-- TASK DETAILS --
Images are excluded; otherwise, output every record exactly.

-- Dataset entries on figures --
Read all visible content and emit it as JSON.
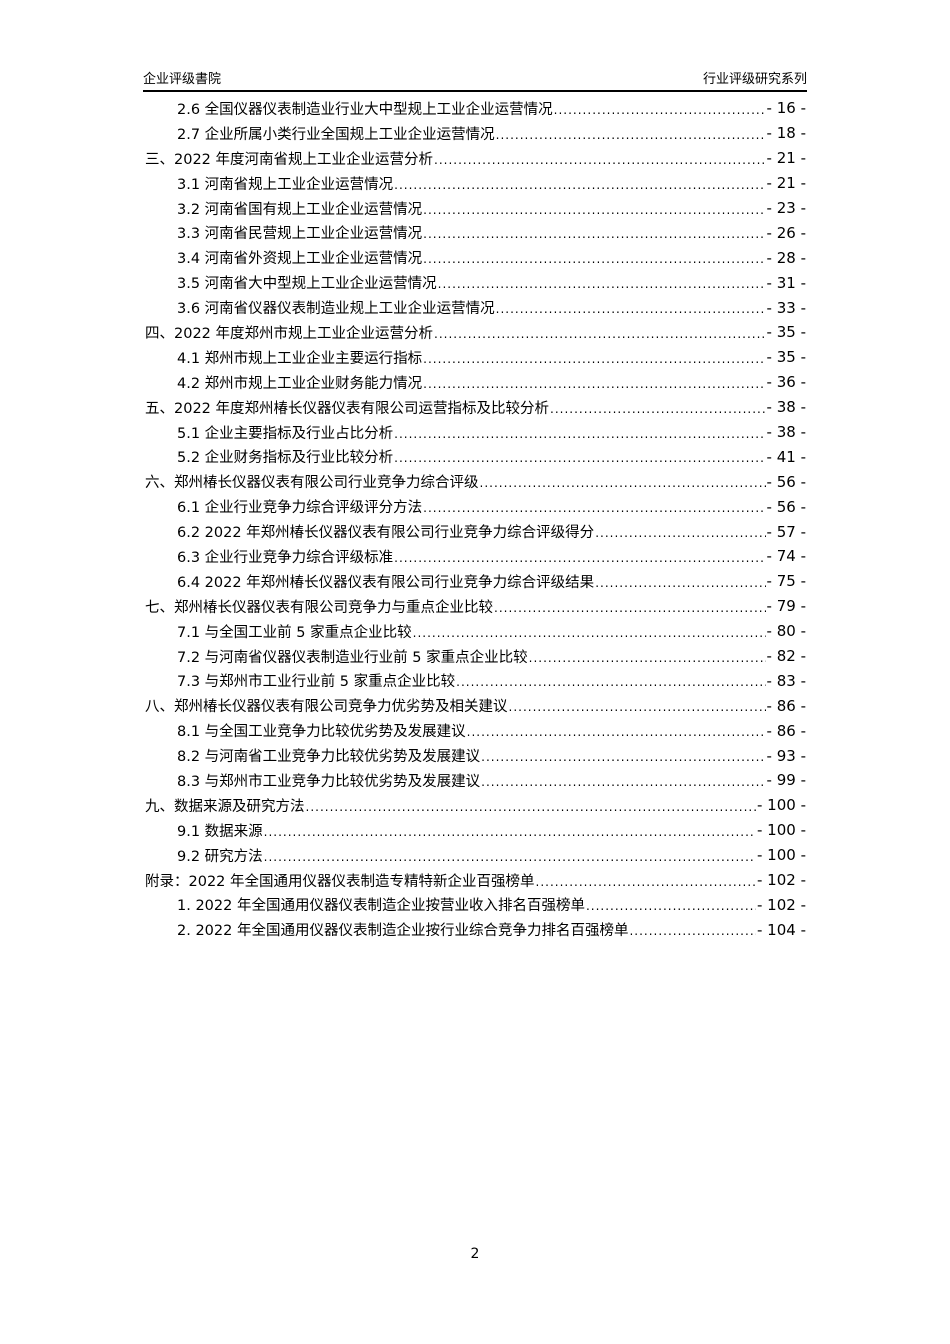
{
  "header": {
    "left": "企业评级書院",
    "right": "行业评级研究系列"
  },
  "toc": [
    {
      "level": 2,
      "title": "2.6  全国仪器仪表制造业行业大中型规上工业企业运营情况",
      "page": "- 16 -"
    },
    {
      "level": 2,
      "title": "2.7  企业所属小类行业全国规上工业企业运营情况",
      "page": "- 18 -"
    },
    {
      "level": 1,
      "title": "三、2022 年度河南省规上工业企业运营分析",
      "page": "- 21 -"
    },
    {
      "level": 2,
      "title": "3.1  河南省规上工业企业运营情况",
      "page": "- 21 -"
    },
    {
      "level": 2,
      "title": "3.2  河南省国有规上工业企业运营情况",
      "page": "- 23 -"
    },
    {
      "level": 2,
      "title": "3.3  河南省民营规上工业企业运营情况",
      "page": "- 26 -"
    },
    {
      "level": 2,
      "title": "3.4  河南省外资规上工业企业运营情况",
      "page": "- 28 -"
    },
    {
      "level": 2,
      "title": "3.5  河南省大中型规上工业企业运营情况",
      "page": "- 31 -"
    },
    {
      "level": 2,
      "title": "3.6  河南省仪器仪表制造业规上工业企业运营情况",
      "page": "- 33 -"
    },
    {
      "level": 1,
      "title": "四、2022 年度郑州市规上工业企业运营分析",
      "page": "- 35 -"
    },
    {
      "level": 2,
      "title": "4.1  郑州市规上工业企业主要运行指标",
      "page": "- 35 -"
    },
    {
      "level": 2,
      "title": "4.2  郑州市规上工业企业财务能力情况",
      "page": "- 36 -"
    },
    {
      "level": 1,
      "title": "五、2022 年度郑州椿长仪器仪表有限公司运营指标及比较分析",
      "page": "- 38 -"
    },
    {
      "level": 2,
      "title": "5.1  企业主要指标及行业占比分析",
      "page": "- 38 -"
    },
    {
      "level": 2,
      "title": "5.2  企业财务指标及行业比较分析",
      "page": "- 41 -"
    },
    {
      "level": 1,
      "title": "六、郑州椿长仪器仪表有限公司行业竞争力综合评级",
      "page": "- 56 -"
    },
    {
      "level": 2,
      "title": "6.1  企业行业竞争力综合评级评分方法",
      "page": "- 56 -"
    },
    {
      "level": 2,
      "title": "6.2  2022 年郑州椿长仪器仪表有限公司行业竞争力综合评级得分",
      "page": "- 57 -"
    },
    {
      "level": 2,
      "title": "6.3  企业行业竞争力综合评级标准",
      "page": "- 74 -"
    },
    {
      "level": 2,
      "title": "6.4  2022 年郑州椿长仪器仪表有限公司行业竞争力综合评级结果",
      "page": "- 75 -"
    },
    {
      "level": 1,
      "title": "七、郑州椿长仪器仪表有限公司竞争力与重点企业比较",
      "page": "- 79 -"
    },
    {
      "level": 2,
      "title": "7.1  与全国工业前 5 家重点企业比较",
      "page": "- 80 -"
    },
    {
      "level": 2,
      "title": "7.2  与河南省仪器仪表制造业行业前 5 家重点企业比较",
      "page": "- 82 -"
    },
    {
      "level": 2,
      "title": "7.3  与郑州市工业行业前 5 家重点企业比较",
      "page": "- 83 -"
    },
    {
      "level": 1,
      "title": "八、郑州椿长仪器仪表有限公司竞争力优劣势及相关建议",
      "page": "- 86 -"
    },
    {
      "level": 2,
      "title": "8.1  与全国工业竞争力比较优劣势及发展建议",
      "page": "- 86 -"
    },
    {
      "level": 2,
      "title": "8.2  与河南省工业竞争力比较优劣势及发展建议",
      "page": "- 93 -"
    },
    {
      "level": 2,
      "title": "8.3  与郑州市工业竞争力比较优劣势及发展建议",
      "page": "- 99 -"
    },
    {
      "level": 1,
      "title": "九、数据来源及研究方法",
      "page": "- 100 -"
    },
    {
      "level": 2,
      "title": "9.1  数据来源",
      "page": "- 100 -"
    },
    {
      "level": 2,
      "title": "9.2  研究方法",
      "page": "- 100 -"
    },
    {
      "level": 1,
      "title": "附录：2022 年全国通用仪器仪表制造专精特新企业百强榜单",
      "page": "- 102 -"
    },
    {
      "level": 2,
      "title": "1.  2022 年全国通用仪器仪表制造企业按营业收入排名百强榜单",
      "page": "- 102 -"
    },
    {
      "level": 2,
      "title": "2.  2022 年全国通用仪器仪表制造企业按行业综合竞争力排名百强榜单",
      "page": "- 104 -"
    }
  ],
  "footer": {
    "page_number": "2"
  }
}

-- CORRECT RESULT --
Read all visible content and emit it as JSON.
{
  "header": {
    "left": "企业评级書院",
    "right": "行业评级研究系列"
  },
  "toc": [
    {
      "level": 2,
      "title": "2.6  全国仪器仪表制造业行业大中型规上工业企业运营情况",
      "page": "- 16 -"
    },
    {
      "level": 2,
      "title": "2.7  企业所属小类行业全国规上工业企业运营情况",
      "page": "- 18 -"
    },
    {
      "level": 1,
      "title": "三、2022 年度河南省规上工业企业运营分析",
      "page": "- 21 -"
    },
    {
      "level": 2,
      "title": "3.1  河南省规上工业企业运营情况",
      "page": "- 21 -"
    },
    {
      "level": 2,
      "title": "3.2  河南省国有规上工业企业运营情况",
      "page": "- 23 -"
    },
    {
      "level": 2,
      "title": "3.3  河南省民营规上工业企业运营情况",
      "page": "- 26 -"
    },
    {
      "level": 2,
      "title": "3.4  河南省外资规上工业企业运营情况",
      "page": "- 28 -"
    },
    {
      "level": 2,
      "title": "3.5  河南省大中型规上工业企业运营情况",
      "page": "- 31 -"
    },
    {
      "level": 2,
      "title": "3.6  河南省仪器仪表制造业规上工业企业运营情况",
      "page": "- 33 -"
    },
    {
      "level": 1,
      "title": "四、2022 年度郑州市规上工业企业运营分析",
      "page": "- 35 -"
    },
    {
      "level": 2,
      "title": "4.1  郑州市规上工业企业主要运行指标",
      "page": "- 35 -"
    },
    {
      "level": 2,
      "title": "4.2  郑州市规上工业企业财务能力情况",
      "page": "- 36 -"
    },
    {
      "level": 1,
      "title": "五、2022 年度郑州椿长仪器仪表有限公司运营指标及比较分析",
      "page": "- 38 -"
    },
    {
      "level": 2,
      "title": "5.1  企业主要指标及行业占比分析",
      "page": "- 38 -"
    },
    {
      "level": 2,
      "title": "5.2  企业财务指标及行业比较分析",
      "page": "- 41 -"
    },
    {
      "level": 1,
      "title": "六、郑州椿长仪器仪表有限公司行业竞争力综合评级",
      "page": "- 56 -"
    },
    {
      "level": 2,
      "title": "6.1  企业行业竞争力综合评级评分方法",
      "page": "- 56 -"
    },
    {
      "level": 2,
      "title": "6.2  2022 年郑州椿长仪器仪表有限公司行业竞争力综合评级得分",
      "page": "- 57 -"
    },
    {
      "level": 2,
      "title": "6.3  企业行业竞争力综合评级标准",
      "page": "- 74 -"
    },
    {
      "level": 2,
      "title": "6.4  2022 年郑州椿长仪器仪表有限公司行业竞争力综合评级结果",
      "page": "- 75 -"
    },
    {
      "level": 1,
      "title": "七、郑州椿长仪器仪表有限公司竞争力与重点企业比较",
      "page": "- 79 -"
    },
    {
      "level": 2,
      "title": "7.1  与全国工业前 5 家重点企业比较",
      "page": "- 80 -"
    },
    {
      "level": 2,
      "title": "7.2  与河南省仪器仪表制造业行业前 5 家重点企业比较",
      "page": "- 82 -"
    },
    {
      "level": 2,
      "title": "7.3  与郑州市工业行业前 5 家重点企业比较",
      "page": "- 83 -"
    },
    {
      "level": 1,
      "title": "八、郑州椿长仪器仪表有限公司竞争力优劣势及相关建议",
      "page": "- 86 -"
    },
    {
      "level": 2,
      "title": "8.1  与全国工业竞争力比较优劣势及发展建议",
      "page": "- 86 -"
    },
    {
      "level": 2,
      "title": "8.2  与河南省工业竞争力比较优劣势及发展建议",
      "page": "- 93 -"
    },
    {
      "level": 2,
      "title": "8.3  与郑州市工业竞争力比较优劣势及发展建议",
      "page": "- 99 -"
    },
    {
      "level": 1,
      "title": "九、数据来源及研究方法",
      "page": "- 100 -"
    },
    {
      "level": 2,
      "title": "9.1  数据来源",
      "page": "- 100 -"
    },
    {
      "level": 2,
      "title": "9.2  研究方法",
      "page": "- 100 -"
    },
    {
      "level": 1,
      "title": "附录：2022 年全国通用仪器仪表制造专精特新企业百强榜单",
      "page": "- 102 -"
    },
    {
      "level": 2,
      "title": "1.  2022 年全国通用仪器仪表制造企业按营业收入排名百强榜单",
      "page": "- 102 -"
    },
    {
      "level": 2,
      "title": "2.  2022 年全国通用仪器仪表制造企业按行业综合竞争力排名百强榜单",
      "page": "- 104 -"
    }
  ],
  "footer": {
    "page_number": "2"
  }
}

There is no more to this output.